[Start Data for the task]

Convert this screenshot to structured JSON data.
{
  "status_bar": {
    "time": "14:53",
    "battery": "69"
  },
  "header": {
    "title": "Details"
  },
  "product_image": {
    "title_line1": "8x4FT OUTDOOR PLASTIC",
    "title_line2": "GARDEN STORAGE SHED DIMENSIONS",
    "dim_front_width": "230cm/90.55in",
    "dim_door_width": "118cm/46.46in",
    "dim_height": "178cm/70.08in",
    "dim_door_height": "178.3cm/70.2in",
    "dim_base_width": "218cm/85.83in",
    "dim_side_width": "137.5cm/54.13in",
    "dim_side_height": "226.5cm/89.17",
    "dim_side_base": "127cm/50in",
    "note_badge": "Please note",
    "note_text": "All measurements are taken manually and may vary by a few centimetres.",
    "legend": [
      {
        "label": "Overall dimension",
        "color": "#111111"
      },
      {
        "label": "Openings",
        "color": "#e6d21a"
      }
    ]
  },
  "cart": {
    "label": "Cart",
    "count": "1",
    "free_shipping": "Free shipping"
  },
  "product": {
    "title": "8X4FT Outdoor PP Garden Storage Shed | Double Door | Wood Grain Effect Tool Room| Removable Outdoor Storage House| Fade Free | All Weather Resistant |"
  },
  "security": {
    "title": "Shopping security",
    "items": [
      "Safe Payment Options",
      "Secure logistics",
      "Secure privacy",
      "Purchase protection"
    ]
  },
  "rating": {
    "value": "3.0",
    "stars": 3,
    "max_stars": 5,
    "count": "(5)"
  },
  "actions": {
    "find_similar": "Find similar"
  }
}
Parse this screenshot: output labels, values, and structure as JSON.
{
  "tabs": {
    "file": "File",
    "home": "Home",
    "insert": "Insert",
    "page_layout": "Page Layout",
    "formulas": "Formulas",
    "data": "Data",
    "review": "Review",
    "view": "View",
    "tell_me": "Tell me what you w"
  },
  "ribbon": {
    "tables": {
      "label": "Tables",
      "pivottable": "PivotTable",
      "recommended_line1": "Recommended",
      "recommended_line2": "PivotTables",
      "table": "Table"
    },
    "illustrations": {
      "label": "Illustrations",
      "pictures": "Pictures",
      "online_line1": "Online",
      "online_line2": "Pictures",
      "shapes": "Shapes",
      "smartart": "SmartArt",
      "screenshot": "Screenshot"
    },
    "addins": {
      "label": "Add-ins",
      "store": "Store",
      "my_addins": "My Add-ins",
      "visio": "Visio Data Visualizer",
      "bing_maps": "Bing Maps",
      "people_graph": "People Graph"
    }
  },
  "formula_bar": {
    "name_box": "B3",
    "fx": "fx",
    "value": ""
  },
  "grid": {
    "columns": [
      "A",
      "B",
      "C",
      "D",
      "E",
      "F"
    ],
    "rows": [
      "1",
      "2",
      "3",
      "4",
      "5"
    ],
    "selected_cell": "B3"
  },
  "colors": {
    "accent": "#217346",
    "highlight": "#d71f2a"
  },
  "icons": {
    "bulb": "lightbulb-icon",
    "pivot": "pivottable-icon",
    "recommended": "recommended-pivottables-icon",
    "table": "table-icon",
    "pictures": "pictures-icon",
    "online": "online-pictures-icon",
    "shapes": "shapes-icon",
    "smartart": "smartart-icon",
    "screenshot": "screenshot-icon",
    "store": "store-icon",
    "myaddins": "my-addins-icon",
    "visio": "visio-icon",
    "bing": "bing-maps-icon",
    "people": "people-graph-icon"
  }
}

[End Data for the task]

### What is required
Scan the lines above for "JSON", then copy every one that has it.

### Reply
Convert this screenshot to structured JSON data.
Parse this screenshot: output labels, values, and structure as JSON.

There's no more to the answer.